Can you retype every record below exactly as written?

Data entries

--

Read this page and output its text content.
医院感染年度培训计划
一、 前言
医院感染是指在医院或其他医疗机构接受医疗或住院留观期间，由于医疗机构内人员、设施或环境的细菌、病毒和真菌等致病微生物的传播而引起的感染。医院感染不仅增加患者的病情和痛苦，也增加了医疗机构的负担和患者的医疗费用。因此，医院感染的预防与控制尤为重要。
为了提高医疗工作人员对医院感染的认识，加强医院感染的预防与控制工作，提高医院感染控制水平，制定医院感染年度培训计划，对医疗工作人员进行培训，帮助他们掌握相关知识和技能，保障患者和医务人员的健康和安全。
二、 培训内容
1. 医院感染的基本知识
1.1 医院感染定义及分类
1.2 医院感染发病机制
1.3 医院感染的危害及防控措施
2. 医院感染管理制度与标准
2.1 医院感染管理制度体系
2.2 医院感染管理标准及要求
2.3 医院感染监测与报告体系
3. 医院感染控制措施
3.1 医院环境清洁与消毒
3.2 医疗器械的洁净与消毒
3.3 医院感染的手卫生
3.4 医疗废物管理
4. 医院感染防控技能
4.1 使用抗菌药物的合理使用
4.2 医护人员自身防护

--

• [RESPONSE]
Read this page and output its text content.
医院感染年度培训计划
一、 前言
医院感染是指在医院或其他医疗机构接受医疗或住院留观期间，由于医疗机构内人员、设施或环境的细菌、病毒和真菌等致病微生物的传播而引起的感染。医院感染不仅增加患者的病情和痛苦，也增加了医疗机构的负担和患者的医疗费用。因此，医院感染的预防与控制尤为重要。
为了提高医疗工作人员对医院感染的认识，加强医院感染的预防与控制工作，提高医院感染控制水平，制定医院感染年度培训计划，对医疗工作人员进行培训，帮助他们掌握相关知识和技能，保障患者和医务人员的健康和安全。
二、 培训内容
1. 医院感染的基本知识
1.1 医院感染定义及分类
1.2 医院感染发病机制
1.3 医院感染的危害及防控措施
2. 医院感染管理制度与标准
2.1 医院感染管理制度体系
2.2 医院感染管理标准及要求
2.3 医院感染监测与报告体系
3. 医院感染控制措施
3.1 医院环境清洁与消毒
3.2 医疗器械的洁净与消毒
3.3 医院感染的手卫生
3.4 医疗废物管理
4. 医院感染防控技能
4.1 使用抗菌药物的合理使用
4.2 医护人员自身防护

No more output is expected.